>> start DATASET EXTRACT
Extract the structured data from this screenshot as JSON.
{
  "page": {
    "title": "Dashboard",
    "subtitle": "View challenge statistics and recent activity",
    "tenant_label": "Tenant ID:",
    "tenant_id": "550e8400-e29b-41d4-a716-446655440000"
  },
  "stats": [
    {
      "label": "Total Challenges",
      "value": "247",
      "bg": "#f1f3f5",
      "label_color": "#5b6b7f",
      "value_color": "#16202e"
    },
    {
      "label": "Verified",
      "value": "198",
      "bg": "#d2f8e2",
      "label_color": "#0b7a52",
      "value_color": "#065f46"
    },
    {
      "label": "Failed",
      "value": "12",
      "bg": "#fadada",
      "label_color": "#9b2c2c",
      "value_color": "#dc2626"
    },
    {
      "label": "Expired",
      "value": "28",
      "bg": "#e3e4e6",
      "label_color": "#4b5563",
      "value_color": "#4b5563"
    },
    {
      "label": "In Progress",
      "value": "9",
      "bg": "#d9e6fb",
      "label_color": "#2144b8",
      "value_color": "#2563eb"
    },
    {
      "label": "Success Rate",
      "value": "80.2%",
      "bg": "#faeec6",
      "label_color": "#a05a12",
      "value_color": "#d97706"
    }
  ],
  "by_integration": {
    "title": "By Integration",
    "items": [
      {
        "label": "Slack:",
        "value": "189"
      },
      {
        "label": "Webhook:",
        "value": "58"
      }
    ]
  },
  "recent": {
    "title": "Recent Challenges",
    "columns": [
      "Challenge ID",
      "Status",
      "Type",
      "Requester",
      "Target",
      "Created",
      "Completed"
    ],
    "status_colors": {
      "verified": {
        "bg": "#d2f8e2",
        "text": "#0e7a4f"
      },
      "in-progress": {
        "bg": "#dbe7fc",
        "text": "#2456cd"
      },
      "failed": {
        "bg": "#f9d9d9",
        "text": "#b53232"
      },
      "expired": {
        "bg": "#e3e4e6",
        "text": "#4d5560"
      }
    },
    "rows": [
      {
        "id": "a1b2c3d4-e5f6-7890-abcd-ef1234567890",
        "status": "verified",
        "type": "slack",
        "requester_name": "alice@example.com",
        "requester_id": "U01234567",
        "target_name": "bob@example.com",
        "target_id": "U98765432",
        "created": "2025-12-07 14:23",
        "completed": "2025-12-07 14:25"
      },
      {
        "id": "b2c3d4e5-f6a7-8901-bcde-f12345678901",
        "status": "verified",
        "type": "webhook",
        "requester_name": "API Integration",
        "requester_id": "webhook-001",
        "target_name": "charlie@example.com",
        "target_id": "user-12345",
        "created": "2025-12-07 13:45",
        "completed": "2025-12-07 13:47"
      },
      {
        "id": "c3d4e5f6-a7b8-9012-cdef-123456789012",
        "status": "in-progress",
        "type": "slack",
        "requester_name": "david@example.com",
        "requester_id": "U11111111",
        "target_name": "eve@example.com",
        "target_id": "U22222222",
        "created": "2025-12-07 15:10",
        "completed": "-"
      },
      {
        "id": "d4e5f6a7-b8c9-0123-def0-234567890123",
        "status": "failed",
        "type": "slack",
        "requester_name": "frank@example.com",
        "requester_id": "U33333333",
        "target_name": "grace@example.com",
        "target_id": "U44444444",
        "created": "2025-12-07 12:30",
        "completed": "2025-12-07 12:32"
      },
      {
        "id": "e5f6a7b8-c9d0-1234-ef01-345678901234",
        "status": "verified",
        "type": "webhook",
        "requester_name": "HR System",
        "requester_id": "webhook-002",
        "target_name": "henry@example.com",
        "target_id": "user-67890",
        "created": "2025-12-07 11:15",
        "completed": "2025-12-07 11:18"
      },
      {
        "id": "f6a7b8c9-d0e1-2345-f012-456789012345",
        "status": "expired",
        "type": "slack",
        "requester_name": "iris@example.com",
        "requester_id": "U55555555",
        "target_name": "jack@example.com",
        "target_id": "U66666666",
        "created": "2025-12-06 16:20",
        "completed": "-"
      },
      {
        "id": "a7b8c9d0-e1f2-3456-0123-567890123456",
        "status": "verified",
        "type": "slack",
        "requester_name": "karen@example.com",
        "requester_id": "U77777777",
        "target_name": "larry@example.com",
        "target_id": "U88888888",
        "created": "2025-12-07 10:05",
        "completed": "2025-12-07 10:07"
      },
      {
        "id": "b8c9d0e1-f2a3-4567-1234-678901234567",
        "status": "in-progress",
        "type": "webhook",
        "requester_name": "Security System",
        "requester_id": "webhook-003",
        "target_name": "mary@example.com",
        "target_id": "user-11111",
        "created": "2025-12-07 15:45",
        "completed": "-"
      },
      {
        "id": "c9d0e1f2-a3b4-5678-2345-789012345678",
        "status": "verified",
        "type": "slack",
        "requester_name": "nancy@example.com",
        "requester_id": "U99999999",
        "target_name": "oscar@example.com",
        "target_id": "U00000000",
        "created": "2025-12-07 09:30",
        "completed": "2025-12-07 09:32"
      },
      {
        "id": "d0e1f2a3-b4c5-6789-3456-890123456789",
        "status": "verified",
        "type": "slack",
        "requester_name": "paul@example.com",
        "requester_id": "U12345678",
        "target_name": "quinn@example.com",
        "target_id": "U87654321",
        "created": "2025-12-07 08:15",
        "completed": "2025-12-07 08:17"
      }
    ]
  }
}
>> end DATASET EXTRACT
Report back each line of the entries that holds the string "System".

**EXERCISE OUTPUT:**
        "requester_name": "HR System",
        "requester_name": "Security System",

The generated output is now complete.